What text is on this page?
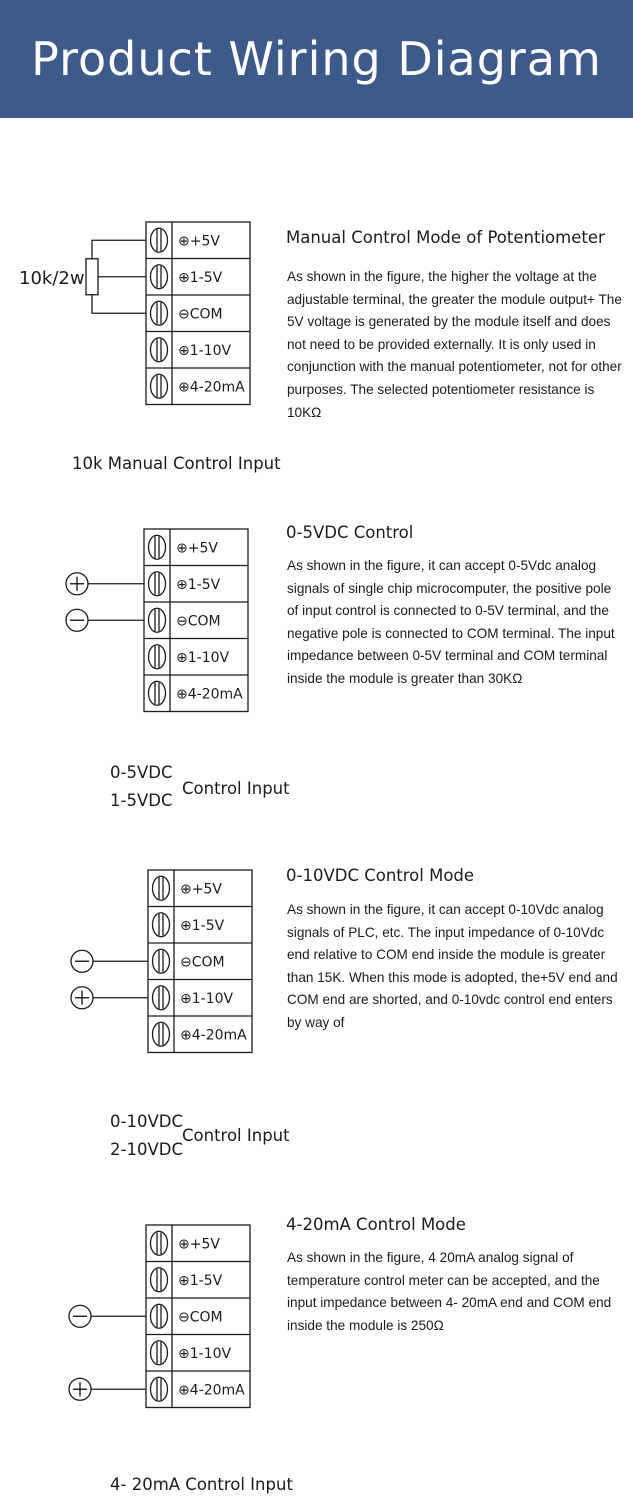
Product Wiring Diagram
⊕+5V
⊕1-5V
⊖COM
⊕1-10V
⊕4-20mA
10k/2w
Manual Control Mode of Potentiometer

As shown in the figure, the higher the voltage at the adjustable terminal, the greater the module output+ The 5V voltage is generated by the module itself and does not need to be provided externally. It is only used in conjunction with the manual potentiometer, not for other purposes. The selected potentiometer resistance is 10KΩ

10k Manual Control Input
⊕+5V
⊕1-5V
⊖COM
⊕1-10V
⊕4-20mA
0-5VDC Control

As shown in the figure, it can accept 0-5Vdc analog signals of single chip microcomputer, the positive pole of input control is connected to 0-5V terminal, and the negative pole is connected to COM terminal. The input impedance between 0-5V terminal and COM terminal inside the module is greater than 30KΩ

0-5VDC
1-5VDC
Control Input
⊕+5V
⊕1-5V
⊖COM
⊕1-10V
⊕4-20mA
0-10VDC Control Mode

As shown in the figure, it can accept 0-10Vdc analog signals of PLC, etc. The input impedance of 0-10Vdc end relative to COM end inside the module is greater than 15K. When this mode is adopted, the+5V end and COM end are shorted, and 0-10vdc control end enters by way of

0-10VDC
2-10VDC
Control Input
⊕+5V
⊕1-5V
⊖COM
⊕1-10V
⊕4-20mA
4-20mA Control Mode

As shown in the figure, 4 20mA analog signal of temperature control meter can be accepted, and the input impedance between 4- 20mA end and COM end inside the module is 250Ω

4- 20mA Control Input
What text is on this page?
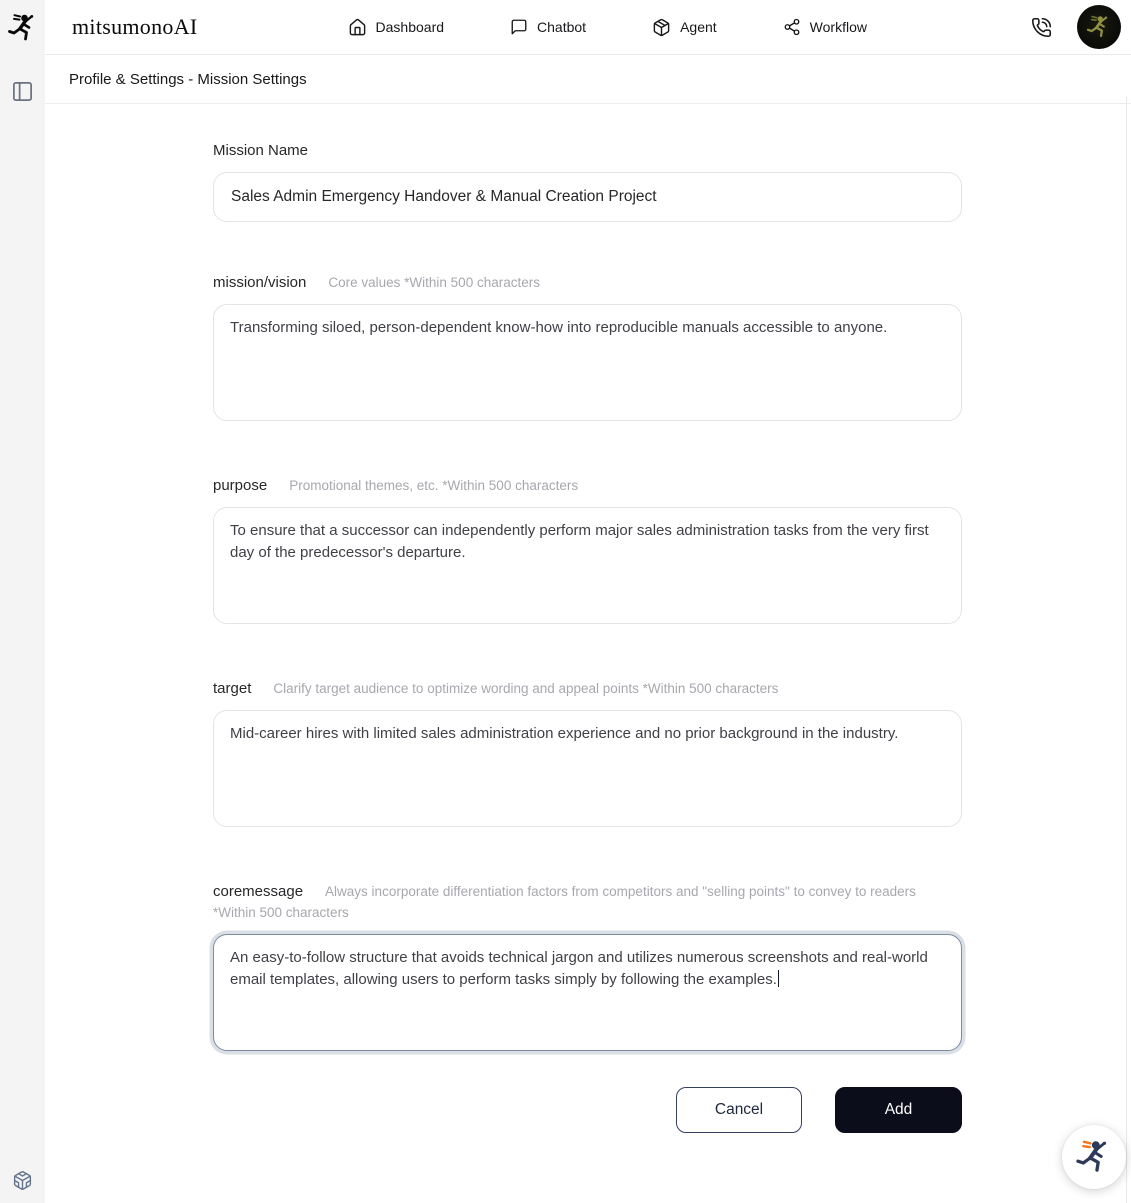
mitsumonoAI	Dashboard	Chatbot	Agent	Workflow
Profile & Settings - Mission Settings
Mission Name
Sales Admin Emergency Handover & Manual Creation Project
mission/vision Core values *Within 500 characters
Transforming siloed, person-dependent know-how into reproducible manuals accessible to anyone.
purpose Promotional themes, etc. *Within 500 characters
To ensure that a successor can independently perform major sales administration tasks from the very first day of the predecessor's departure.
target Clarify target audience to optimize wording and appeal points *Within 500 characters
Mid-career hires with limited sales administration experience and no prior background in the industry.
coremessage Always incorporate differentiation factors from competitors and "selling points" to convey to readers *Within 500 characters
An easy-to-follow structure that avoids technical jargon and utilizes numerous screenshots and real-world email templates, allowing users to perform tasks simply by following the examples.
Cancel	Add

________________________________________

Task instructions:
The pictures should not appear in the copy; every other part of the records above must be returned exactly.

Solution to the exercise:
What text is on this page?
Product Wiring Diagram
⊕+5V
⊕1-5V
⊖COM
⊕1-10V
⊕4-20mA
10k/2w
Manual Control Mode of Potentiometer

As shown in the figure, the higher the voltage at the adjustable terminal, the greater the module output+ The 5V voltage is generated by the module itself and does not need to be provided externally. It is only used in conjunction with the manual potentiometer, not for other purposes. The selected potentiometer resistance is 10KΩ

10k Manual Control Input
⊕+5V
⊕1-5V
⊖COM
⊕1-10V
⊕4-20mA
0-5VDC Control

As shown in the figure, it can accept 0-5Vdc analog signals of single chip microcomputer, the positive pole of input control is connected to 0-5V terminal, and the negative pole is connected to COM terminal. The input impedance between 0-5V terminal and COM terminal inside the module is greater than 30KΩ

0-5VDC
1-5VDC
Control Input
⊕+5V
⊕1-5V
⊖COM
⊕1-10V
⊕4-20mA
0-10VDC Control Mode

As shown in the figure, it can accept 0-10Vdc analog signals of PLC, etc. The input impedance of 0-10Vdc end relative to COM end inside the module is greater than 15K. When this mode is adopted, the+5V end and COM end are shorted, and 0-10vdc control end enters by way of

0-10VDC
2-10VDC
Control Input
⊕+5V
⊕1-5V
⊖COM
⊕1-10V
⊕4-20mA
4-20mA Control Mode

As shown in the figure, 4 20mA analog signal of temperature control meter can be accepted, and the input impedance between 4- 20mA end and COM end inside the module is 250Ω

4- 20mA Control Input
What text is on this page?
mitsumonoAI	Dashboard	Chatbot	Agent	Workflow
Profile & Settings - Mission Settings
Mission Name
Sales Admin Emergency Handover & Manual Creation Project
mission/vision Core values *Within 500 characters
Transforming siloed, person-dependent know-how into reproducible manuals accessible to anyone.
purpose Promotional themes, etc. *Within 500 characters
To ensure that a successor can independently perform major sales administration tasks from the very first day of the predecessor's departure.
target Clarify target audience to optimize wording and appeal points *Within 500 characters
Mid-career hires with limited sales administration experience and no prior background in the industry.
coremessage Always incorporate differentiation factors from competitors and "selling points" to convey to readers *Within 500 characters
An easy-to-follow structure that avoids technical jargon and utilizes numerous screenshots and real-world email templates, allowing users to perform tasks simply by following the examples.
Cancel	Add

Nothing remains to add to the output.